— START OF Material for this task —

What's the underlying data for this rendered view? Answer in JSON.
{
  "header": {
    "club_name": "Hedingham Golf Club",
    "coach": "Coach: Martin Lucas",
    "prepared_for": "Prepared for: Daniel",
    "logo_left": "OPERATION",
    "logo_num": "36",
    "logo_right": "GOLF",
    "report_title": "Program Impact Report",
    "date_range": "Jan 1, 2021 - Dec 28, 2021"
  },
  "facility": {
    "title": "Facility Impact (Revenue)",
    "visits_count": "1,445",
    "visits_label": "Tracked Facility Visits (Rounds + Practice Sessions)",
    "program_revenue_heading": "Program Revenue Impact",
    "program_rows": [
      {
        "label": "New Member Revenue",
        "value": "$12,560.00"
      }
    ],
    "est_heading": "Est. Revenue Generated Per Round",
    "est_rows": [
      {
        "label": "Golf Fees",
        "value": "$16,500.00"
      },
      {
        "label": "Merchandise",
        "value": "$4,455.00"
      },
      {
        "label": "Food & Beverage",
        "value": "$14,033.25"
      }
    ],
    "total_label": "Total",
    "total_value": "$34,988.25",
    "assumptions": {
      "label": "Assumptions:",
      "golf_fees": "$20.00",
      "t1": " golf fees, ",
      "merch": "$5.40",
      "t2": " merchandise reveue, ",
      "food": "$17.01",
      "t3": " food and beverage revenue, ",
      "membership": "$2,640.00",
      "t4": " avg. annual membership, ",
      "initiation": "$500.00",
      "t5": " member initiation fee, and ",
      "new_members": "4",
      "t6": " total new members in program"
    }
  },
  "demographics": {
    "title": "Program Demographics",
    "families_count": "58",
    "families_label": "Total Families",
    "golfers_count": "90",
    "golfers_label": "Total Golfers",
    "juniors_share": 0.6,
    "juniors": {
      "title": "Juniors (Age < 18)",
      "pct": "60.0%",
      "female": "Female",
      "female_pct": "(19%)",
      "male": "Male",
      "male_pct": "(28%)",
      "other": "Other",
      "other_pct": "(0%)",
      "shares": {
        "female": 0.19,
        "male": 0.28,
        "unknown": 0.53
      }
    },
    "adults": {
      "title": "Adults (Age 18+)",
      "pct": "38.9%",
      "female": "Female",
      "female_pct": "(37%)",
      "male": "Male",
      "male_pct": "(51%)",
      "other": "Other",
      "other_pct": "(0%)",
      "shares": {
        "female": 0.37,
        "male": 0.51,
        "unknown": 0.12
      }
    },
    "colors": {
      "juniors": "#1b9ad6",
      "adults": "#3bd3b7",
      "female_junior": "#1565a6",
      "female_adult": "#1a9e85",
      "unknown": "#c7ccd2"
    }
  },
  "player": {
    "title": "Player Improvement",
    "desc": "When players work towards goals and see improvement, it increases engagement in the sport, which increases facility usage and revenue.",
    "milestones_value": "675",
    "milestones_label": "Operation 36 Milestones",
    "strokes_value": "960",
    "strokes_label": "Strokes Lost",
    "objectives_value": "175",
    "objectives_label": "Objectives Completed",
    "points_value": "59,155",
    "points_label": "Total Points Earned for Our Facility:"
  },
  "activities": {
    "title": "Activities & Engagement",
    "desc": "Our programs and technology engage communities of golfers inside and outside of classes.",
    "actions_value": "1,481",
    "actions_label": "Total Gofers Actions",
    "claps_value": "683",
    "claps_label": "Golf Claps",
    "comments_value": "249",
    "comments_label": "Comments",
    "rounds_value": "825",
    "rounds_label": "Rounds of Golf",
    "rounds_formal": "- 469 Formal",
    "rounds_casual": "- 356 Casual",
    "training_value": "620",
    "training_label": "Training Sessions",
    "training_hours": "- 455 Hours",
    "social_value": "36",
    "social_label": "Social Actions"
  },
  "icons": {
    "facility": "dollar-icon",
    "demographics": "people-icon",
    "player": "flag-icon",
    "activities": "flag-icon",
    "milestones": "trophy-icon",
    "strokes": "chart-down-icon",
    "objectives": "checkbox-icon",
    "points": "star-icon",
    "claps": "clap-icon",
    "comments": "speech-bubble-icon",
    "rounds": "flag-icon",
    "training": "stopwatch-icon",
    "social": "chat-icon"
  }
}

— END OF Material for this task —

_What is required_
Restate the listing above word for word.

_Exercise solution_
What's the underlying data for this rendered view? Answer in JSON.
{
  "header": {
    "club_name": "Hedingham Golf Club",
    "coach": "Coach: Martin Lucas",
    "prepared_for": "Prepared for: Daniel",
    "logo_left": "OPERATION",
    "logo_num": "36",
    "logo_right": "GOLF",
    "report_title": "Program Impact Report",
    "date_range": "Jan 1, 2021 - Dec 28, 2021"
  },
  "facility": {
    "title": "Facility Impact (Revenue)",
    "visits_count": "1,445",
    "visits_label": "Tracked Facility Visits (Rounds + Practice Sessions)",
    "program_revenue_heading": "Program Revenue Impact",
    "program_rows": [
      {
        "label": "New Member Revenue",
        "value": "$12,560.00"
      }
    ],
    "est_heading": "Est. Revenue Generated Per Round",
    "est_rows": [
      {
        "label": "Golf Fees",
        "value": "$16,500.00"
      },
      {
        "label": "Merchandise",
        "value": "$4,455.00"
      },
      {
        "label": "Food & Beverage",
        "value": "$14,033.25"
      }
    ],
    "total_label": "Total",
    "total_value": "$34,988.25",
    "assumptions": {
      "label": "Assumptions:",
      "golf_fees": "$20.00",
      "t1": " golf fees, ",
      "merch": "$5.40",
      "t2": " merchandise reveue, ",
      "food": "$17.01",
      "t3": " food and beverage revenue, ",
      "membership": "$2,640.00",
      "t4": " avg. annual membership, ",
      "initiation": "$500.00",
      "t5": " member initiation fee, and ",
      "new_members": "4",
      "t6": " total new members in program"
    }
  },
  "demographics": {
    "title": "Program Demographics",
    "families_count": "58",
    "families_label": "Total Families",
    "golfers_count": "90",
    "golfers_label": "Total Golfers",
    "juniors_share": 0.6,
    "juniors": {
      "title": "Juniors (Age < 18)",
      "pct": "60.0%",
      "female": "Female",
      "female_pct": "(19%)",
      "male": "Male",
      "male_pct": "(28%)",
      "other": "Other",
      "other_pct": "(0%)",
      "shares": {
        "female": 0.19,
        "male": 0.28,
        "unknown": 0.53
      }
    },
    "adults": {
      "title": "Adults (Age 18+)",
      "pct": "38.9%",
      "female": "Female",
      "female_pct": "(37%)",
      "male": "Male",
      "male_pct": "(51%)",
      "other": "Other",
      "other_pct": "(0%)",
      "shares": {
        "female": 0.37,
        "male": 0.51,
        "unknown": 0.12
      }
    },
    "colors": {
      "juniors": "#1b9ad6",
      "adults": "#3bd3b7",
      "female_junior": "#1565a6",
      "female_adult": "#1a9e85",
      "unknown": "#c7ccd2"
    }
  },
  "player": {
    "title": "Player Improvement",
    "desc": "When players work towards goals and see improvement, it increases engagement in the sport, which increases facility usage and revenue.",
    "milestones_value": "675",
    "milestones_label": "Operation 36 Milestones",
    "strokes_value": "960",
    "strokes_label": "Strokes Lost",
    "objectives_value": "175",
    "objectives_label": "Objectives Completed",
    "points_value": "59,155",
    "points_label": "Total Points Earned for Our Facility:"
  },
  "activities": {
    "title": "Activities & Engagement",
    "desc": "Our programs and technology engage communities of golfers inside and outside of classes.",
    "actions_value": "1,481",
    "actions_label": "Total Gofers Actions",
    "claps_value": "683",
    "claps_label": "Golf Claps",
    "comments_value": "249",
    "comments_label": "Comments",
    "rounds_value": "825",
    "rounds_label": "Rounds of Golf",
    "rounds_formal": "- 469 Formal",
    "rounds_casual": "- 356 Casual",
    "training_value": "620",
    "training_label": "Training Sessions",
    "training_hours": "- 455 Hours",
    "social_value": "36",
    "social_label": "Social Actions"
  },
  "icons": {
    "facility": "dollar-icon",
    "demographics": "people-icon",
    "player": "flag-icon",
    "activities": "flag-icon",
    "milestones": "trophy-icon",
    "strokes": "chart-down-icon",
    "objectives": "checkbox-icon",
    "points": "star-icon",
    "claps": "clap-icon",
    "comments": "speech-bubble-icon",
    "rounds": "flag-icon",
    "training": "stopwatch-icon",
    "social": "chat-icon"
  }
}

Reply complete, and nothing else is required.